--- start of Input records ---

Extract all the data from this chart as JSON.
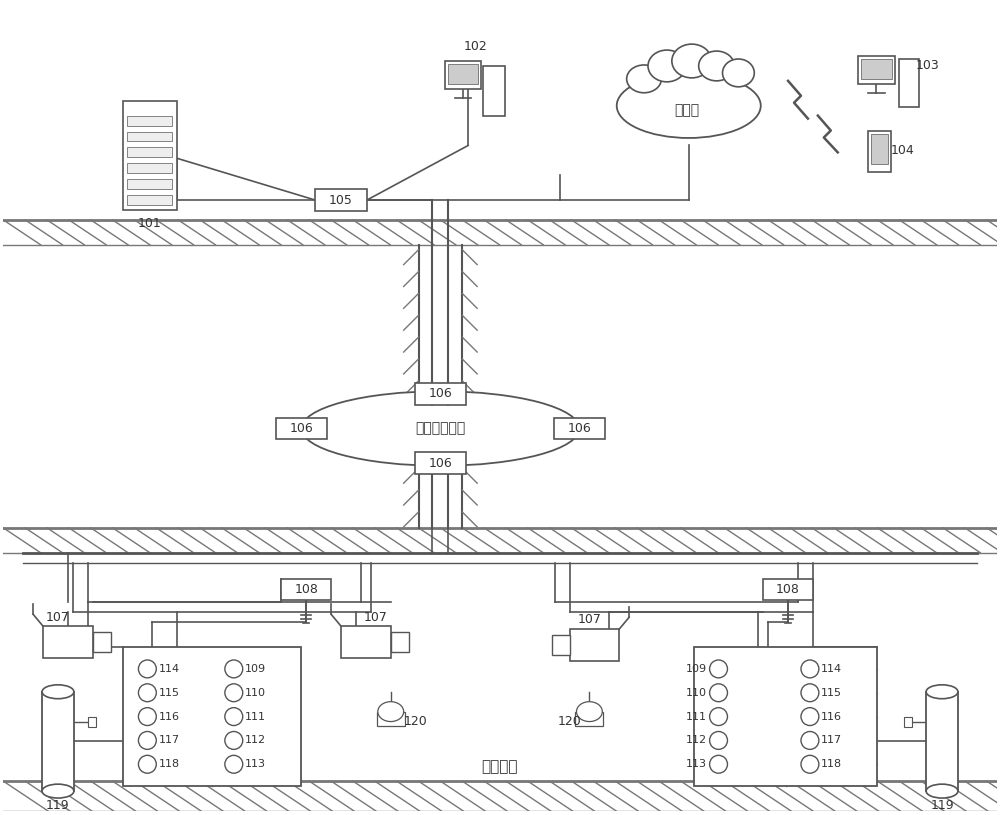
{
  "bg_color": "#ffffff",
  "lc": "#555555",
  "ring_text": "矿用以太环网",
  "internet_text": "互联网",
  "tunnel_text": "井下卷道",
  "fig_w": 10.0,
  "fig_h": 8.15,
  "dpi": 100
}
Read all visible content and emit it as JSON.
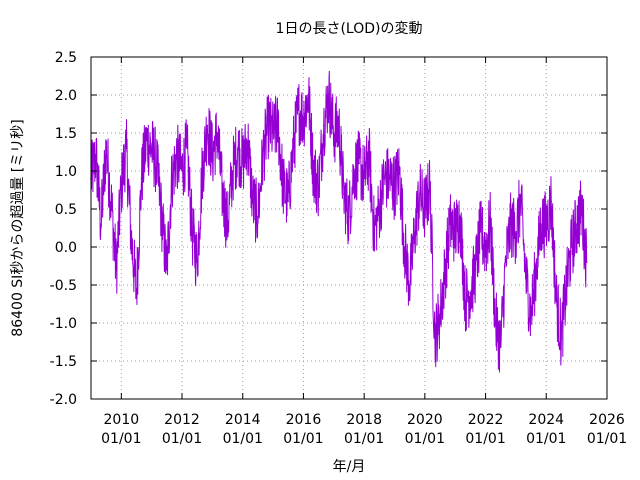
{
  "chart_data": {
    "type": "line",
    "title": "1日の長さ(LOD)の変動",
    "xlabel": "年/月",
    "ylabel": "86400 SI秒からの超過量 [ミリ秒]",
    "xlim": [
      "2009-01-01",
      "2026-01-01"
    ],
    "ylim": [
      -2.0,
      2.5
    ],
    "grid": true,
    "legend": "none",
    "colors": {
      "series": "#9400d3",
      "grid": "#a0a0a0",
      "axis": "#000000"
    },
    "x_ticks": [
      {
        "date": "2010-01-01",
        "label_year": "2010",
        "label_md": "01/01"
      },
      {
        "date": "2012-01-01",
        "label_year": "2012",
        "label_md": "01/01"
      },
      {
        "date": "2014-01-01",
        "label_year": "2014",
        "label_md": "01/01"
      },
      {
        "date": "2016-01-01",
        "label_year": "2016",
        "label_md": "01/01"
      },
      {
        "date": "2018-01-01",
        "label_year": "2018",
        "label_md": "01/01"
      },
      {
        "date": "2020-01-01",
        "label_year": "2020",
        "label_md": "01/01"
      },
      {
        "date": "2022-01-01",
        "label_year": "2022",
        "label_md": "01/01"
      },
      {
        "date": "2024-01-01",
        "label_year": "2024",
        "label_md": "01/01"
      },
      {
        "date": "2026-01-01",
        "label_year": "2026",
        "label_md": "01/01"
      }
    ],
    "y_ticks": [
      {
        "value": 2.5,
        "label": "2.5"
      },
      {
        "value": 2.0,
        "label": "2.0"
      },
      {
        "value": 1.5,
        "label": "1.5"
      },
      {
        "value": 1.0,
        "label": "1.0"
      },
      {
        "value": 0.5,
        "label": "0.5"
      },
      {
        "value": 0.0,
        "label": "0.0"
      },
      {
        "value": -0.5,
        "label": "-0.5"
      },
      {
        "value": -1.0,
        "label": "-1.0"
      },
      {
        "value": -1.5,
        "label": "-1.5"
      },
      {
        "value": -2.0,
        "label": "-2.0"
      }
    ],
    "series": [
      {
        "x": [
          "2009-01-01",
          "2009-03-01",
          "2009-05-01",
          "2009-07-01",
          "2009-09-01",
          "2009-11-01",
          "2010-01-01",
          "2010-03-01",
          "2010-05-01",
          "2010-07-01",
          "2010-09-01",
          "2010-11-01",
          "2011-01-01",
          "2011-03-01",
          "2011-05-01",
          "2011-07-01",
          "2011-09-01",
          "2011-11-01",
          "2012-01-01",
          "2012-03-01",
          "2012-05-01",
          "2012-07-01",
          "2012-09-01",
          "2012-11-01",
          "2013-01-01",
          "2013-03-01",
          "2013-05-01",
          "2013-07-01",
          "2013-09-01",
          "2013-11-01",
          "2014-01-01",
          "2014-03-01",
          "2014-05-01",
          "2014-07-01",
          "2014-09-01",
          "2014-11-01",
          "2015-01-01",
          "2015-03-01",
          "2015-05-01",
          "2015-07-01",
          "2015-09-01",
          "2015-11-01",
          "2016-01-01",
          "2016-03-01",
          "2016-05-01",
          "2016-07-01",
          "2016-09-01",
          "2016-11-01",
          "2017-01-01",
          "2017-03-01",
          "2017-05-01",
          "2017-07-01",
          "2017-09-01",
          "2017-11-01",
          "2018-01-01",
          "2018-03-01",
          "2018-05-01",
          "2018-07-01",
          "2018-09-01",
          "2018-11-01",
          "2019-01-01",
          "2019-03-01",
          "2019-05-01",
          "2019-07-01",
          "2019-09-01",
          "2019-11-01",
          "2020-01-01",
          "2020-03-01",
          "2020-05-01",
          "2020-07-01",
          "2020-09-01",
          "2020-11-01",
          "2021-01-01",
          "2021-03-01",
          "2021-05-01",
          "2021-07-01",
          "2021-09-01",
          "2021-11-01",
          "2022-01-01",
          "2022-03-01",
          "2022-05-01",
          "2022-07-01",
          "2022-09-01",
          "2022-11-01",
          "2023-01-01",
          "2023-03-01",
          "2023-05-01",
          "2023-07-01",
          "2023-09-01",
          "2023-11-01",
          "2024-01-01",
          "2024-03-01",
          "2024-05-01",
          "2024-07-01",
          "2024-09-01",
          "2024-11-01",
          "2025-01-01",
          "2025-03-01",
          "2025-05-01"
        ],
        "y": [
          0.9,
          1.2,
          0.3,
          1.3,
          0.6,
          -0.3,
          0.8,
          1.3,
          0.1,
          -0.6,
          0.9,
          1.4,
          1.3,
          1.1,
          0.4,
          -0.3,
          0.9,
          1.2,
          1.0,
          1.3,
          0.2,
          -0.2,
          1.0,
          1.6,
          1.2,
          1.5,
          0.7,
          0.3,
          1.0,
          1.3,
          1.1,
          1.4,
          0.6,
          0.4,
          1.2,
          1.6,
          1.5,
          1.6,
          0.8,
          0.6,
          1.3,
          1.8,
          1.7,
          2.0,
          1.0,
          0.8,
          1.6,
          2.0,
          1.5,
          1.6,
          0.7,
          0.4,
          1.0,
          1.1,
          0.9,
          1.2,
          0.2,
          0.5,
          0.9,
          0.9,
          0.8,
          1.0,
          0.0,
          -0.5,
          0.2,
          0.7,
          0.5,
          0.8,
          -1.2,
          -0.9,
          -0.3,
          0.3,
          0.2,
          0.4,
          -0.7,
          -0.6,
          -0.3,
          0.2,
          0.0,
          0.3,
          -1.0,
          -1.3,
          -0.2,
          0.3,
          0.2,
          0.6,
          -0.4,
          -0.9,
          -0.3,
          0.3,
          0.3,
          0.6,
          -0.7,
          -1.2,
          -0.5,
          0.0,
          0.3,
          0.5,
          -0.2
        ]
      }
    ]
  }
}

--- end of Input records ---

> What is needed: Copy all lines in the listing above where the string "date" appears.

> Right answer:
        "date": "2010-01-01",
        "date": "2012-01-01",
        "date": "2014-01-01",
        "date": "2016-01-01",
        "date": "2018-01-01",
        "date": "2020-01-01",
        "date": "2022-01-01",
        "date": "2024-01-01",
        "date": "2026-01-01",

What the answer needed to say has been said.